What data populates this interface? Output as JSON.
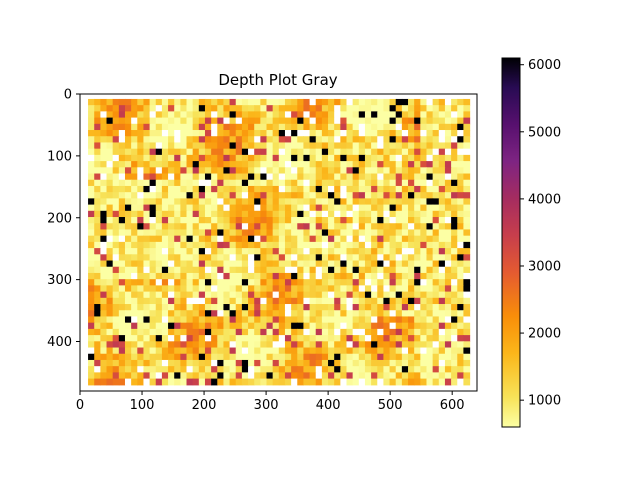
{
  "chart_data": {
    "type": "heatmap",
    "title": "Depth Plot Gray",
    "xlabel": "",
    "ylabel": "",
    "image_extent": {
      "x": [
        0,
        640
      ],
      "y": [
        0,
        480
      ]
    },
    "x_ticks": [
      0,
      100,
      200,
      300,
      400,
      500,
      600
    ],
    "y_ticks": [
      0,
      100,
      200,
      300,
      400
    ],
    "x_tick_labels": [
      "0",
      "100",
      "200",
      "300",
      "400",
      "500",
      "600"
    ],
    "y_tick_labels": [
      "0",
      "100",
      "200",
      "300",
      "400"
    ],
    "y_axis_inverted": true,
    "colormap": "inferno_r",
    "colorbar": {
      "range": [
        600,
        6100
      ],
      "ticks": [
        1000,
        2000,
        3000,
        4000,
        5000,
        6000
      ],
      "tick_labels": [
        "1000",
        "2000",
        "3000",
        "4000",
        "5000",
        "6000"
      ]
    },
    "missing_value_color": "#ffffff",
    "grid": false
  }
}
--
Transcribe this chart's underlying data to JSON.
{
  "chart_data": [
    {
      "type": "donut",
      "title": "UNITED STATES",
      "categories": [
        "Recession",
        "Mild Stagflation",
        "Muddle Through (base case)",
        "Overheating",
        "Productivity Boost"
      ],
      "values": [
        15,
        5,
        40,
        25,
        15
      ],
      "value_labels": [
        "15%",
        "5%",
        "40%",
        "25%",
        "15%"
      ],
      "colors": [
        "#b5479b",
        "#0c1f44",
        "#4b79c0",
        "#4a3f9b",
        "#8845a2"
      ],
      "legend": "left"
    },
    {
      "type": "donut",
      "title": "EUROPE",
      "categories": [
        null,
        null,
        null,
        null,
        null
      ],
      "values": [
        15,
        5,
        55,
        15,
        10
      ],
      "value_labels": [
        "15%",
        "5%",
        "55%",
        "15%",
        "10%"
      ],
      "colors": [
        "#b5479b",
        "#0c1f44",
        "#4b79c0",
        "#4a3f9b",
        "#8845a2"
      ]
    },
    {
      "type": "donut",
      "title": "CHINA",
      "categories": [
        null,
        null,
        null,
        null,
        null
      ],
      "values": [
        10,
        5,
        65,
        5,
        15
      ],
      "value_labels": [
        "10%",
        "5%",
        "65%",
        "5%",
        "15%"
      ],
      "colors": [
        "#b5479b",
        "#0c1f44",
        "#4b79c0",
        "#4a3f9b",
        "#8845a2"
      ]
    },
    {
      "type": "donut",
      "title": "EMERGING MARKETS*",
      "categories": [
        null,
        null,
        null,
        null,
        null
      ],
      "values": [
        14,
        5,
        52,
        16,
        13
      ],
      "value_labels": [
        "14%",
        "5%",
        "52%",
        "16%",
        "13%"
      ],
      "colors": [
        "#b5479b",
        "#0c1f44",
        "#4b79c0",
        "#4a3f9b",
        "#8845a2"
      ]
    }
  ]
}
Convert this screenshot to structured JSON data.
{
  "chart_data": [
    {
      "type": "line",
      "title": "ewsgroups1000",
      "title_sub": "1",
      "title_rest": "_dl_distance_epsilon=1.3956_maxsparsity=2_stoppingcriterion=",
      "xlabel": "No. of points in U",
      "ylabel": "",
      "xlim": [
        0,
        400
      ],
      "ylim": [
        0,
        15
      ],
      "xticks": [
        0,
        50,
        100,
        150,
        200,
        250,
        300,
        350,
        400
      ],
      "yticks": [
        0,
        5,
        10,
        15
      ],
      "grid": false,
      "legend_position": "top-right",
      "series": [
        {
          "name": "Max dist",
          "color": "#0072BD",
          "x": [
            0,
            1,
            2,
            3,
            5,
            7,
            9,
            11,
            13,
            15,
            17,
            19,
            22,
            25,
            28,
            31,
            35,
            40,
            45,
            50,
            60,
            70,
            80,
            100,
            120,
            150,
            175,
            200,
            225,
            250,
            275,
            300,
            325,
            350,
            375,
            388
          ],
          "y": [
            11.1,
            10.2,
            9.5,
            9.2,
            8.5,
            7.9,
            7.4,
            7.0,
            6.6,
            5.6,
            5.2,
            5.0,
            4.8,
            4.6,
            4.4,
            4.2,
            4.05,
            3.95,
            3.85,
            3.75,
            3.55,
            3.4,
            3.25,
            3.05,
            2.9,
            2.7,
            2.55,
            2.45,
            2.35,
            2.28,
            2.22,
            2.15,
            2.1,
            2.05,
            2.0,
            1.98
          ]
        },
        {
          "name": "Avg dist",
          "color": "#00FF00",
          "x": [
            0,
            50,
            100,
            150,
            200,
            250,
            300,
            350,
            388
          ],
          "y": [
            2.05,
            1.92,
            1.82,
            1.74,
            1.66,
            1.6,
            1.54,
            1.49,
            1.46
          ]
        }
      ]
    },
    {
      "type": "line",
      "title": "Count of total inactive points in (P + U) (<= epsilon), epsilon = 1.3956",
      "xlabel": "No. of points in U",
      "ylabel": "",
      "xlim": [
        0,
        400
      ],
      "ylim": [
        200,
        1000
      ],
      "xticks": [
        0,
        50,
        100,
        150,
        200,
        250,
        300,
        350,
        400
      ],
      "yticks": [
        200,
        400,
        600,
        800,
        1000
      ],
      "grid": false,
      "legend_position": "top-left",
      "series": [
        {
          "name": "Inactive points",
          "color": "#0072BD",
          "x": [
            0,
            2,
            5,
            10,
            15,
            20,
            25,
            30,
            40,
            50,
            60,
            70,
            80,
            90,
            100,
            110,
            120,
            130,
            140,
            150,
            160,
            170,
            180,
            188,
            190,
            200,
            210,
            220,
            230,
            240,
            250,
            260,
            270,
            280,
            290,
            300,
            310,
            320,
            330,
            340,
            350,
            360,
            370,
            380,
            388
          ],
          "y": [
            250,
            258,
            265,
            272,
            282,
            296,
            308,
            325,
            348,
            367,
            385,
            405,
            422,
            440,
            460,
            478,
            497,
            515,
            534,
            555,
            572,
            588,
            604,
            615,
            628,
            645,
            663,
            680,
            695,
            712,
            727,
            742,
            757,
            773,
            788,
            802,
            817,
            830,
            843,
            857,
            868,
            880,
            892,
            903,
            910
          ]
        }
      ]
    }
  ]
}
---
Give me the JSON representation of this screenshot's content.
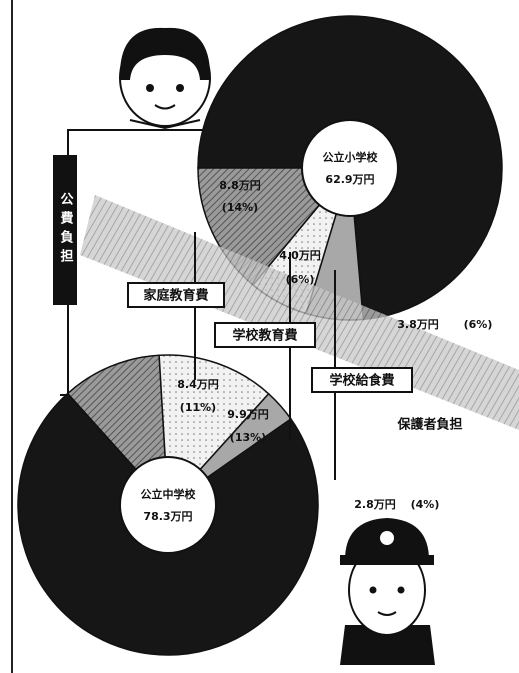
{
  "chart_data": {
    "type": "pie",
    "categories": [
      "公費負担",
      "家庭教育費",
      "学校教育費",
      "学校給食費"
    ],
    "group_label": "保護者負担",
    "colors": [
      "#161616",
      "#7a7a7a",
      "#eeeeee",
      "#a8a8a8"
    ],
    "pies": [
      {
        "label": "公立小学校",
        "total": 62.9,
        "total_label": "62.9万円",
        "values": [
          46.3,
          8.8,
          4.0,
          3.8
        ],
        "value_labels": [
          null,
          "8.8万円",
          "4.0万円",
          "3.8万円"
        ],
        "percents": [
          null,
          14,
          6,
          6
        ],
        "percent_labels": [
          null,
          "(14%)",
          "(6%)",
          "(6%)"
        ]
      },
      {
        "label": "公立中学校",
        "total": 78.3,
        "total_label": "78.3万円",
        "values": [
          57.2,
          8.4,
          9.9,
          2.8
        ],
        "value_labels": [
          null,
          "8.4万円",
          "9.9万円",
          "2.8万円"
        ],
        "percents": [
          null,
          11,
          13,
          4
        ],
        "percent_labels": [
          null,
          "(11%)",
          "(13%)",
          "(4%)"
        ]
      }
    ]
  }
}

## [THE EXERCISE]
Every line in the data above that contains "left" needs to be copied.

## [SOLVED EXERCISE]
      "legend": "left"
      "legend_position": "top-left",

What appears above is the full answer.